(Stored data)

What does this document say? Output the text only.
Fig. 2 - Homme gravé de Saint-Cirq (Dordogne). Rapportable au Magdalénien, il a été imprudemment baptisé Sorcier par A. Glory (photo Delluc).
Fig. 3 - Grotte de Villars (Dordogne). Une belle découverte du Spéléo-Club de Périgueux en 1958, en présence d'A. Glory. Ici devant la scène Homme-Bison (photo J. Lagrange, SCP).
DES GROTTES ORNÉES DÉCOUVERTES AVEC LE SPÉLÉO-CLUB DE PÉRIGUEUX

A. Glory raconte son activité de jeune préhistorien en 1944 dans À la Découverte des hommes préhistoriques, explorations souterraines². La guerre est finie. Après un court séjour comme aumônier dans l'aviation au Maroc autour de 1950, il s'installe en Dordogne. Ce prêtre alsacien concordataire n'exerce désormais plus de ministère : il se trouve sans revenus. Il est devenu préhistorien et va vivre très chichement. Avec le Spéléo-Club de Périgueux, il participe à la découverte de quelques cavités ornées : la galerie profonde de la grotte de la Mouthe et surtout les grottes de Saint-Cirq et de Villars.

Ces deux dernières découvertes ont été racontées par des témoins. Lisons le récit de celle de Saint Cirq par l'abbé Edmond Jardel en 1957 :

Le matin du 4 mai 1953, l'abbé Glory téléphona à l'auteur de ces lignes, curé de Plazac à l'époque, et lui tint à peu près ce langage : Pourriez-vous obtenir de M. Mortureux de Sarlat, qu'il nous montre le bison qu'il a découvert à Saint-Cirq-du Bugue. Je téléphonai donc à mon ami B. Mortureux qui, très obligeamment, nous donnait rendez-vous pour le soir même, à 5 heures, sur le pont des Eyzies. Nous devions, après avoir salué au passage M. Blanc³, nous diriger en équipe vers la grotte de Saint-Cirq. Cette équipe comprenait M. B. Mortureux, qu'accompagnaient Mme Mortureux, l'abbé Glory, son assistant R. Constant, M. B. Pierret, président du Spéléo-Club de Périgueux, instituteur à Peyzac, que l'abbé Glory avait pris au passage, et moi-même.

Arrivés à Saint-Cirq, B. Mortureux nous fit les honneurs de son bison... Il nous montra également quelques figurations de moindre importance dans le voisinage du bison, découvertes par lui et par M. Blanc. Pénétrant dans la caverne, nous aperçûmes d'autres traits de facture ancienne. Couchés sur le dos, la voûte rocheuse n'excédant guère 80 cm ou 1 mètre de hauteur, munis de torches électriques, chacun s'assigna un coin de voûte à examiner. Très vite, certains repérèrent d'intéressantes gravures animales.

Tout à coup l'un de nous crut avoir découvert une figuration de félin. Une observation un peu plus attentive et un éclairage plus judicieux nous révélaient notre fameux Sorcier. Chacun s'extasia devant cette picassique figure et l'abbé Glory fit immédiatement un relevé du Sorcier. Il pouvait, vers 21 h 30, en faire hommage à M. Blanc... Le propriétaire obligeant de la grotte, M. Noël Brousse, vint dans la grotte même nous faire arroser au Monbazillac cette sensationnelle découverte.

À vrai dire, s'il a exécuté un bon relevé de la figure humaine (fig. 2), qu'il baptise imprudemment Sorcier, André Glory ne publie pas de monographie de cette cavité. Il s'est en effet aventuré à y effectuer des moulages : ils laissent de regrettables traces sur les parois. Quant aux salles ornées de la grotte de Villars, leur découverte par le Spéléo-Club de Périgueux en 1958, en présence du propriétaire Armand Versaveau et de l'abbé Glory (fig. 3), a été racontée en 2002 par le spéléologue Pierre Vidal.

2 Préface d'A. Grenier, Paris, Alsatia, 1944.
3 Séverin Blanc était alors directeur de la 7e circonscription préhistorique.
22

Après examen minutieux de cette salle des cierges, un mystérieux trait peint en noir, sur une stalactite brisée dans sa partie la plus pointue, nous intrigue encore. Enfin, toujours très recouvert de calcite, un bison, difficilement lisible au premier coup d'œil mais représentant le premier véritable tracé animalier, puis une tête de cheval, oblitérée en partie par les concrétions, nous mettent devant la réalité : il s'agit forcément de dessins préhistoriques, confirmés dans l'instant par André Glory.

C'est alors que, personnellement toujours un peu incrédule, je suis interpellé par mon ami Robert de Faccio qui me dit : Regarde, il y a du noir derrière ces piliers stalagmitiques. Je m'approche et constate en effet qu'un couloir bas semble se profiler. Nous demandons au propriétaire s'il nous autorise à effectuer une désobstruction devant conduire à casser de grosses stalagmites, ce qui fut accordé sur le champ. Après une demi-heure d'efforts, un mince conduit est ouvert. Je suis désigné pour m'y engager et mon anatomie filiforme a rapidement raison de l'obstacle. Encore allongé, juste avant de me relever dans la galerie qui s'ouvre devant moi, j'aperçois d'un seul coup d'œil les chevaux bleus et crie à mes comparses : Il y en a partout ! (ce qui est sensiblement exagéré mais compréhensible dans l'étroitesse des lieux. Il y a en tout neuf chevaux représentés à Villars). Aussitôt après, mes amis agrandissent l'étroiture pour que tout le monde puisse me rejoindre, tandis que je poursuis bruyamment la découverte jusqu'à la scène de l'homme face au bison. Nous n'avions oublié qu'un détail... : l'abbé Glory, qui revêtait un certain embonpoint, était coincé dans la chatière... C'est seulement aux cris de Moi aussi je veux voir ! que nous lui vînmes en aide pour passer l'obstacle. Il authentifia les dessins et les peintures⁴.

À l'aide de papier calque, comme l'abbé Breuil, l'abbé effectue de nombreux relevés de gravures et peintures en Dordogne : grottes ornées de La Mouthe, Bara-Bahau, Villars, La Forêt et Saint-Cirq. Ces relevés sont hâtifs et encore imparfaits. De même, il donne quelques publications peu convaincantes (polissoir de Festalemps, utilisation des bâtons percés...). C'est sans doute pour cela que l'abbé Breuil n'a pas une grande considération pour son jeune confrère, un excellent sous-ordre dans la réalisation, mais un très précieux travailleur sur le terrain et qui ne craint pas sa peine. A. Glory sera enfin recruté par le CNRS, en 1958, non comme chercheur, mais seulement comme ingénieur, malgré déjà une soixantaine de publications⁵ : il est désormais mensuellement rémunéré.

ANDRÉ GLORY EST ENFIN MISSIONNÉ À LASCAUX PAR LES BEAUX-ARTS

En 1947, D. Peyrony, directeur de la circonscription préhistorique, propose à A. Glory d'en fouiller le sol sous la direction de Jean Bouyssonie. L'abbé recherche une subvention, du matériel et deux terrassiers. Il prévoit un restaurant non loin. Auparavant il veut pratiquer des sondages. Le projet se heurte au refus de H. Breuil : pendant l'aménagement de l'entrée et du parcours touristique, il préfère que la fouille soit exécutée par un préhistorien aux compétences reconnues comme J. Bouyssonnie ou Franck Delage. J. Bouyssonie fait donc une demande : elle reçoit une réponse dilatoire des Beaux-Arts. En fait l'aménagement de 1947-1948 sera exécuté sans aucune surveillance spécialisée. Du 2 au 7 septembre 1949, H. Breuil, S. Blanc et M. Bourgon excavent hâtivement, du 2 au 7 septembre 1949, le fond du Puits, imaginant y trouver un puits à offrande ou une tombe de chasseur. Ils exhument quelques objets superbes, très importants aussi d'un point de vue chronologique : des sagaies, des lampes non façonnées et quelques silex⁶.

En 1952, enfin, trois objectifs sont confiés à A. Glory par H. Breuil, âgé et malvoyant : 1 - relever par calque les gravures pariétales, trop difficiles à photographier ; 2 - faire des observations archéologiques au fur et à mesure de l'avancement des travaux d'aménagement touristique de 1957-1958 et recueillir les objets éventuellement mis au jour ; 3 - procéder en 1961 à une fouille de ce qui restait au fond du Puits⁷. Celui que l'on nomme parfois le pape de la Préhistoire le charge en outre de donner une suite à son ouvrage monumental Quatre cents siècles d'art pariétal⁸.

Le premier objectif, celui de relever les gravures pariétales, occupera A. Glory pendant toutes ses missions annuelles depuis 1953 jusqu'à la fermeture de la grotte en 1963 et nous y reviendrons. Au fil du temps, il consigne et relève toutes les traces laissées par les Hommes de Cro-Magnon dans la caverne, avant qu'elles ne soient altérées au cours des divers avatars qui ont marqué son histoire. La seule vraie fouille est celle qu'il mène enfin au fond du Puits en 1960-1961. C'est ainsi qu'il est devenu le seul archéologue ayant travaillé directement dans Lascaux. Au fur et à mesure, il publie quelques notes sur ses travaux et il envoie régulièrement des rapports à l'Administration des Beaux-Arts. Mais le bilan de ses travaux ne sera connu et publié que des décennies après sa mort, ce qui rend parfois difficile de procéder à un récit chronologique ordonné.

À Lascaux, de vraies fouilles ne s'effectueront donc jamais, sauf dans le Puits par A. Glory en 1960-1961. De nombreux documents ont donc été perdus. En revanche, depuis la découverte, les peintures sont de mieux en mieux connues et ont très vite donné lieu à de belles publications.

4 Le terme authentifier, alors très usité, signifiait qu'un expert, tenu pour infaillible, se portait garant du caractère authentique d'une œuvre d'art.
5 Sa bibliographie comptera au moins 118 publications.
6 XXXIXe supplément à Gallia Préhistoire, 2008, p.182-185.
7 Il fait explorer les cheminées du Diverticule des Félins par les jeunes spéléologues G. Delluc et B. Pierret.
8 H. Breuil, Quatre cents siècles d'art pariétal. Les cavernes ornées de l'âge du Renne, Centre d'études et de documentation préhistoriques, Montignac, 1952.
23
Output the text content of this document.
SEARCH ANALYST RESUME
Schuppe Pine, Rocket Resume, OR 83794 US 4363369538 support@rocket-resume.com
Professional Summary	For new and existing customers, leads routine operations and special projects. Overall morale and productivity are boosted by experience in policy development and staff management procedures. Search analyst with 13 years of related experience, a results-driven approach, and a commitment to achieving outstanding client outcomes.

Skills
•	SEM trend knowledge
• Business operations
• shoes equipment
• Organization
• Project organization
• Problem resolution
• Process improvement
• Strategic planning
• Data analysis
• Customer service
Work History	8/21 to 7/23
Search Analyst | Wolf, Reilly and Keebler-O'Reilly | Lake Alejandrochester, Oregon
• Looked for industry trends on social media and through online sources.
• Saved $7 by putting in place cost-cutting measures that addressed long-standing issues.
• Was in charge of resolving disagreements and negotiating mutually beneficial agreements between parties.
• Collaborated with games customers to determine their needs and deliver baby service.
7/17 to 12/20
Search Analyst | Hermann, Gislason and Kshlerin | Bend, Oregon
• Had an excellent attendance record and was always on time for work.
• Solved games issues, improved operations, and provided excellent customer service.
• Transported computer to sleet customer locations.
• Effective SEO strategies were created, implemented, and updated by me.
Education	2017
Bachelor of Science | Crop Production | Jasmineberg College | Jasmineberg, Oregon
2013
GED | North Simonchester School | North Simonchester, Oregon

**Task goal**: Identify each line containing the string "Output" and copy it out.

**Answer to this problem**:
What does this document say? Output the text only.
Output the text content of this document.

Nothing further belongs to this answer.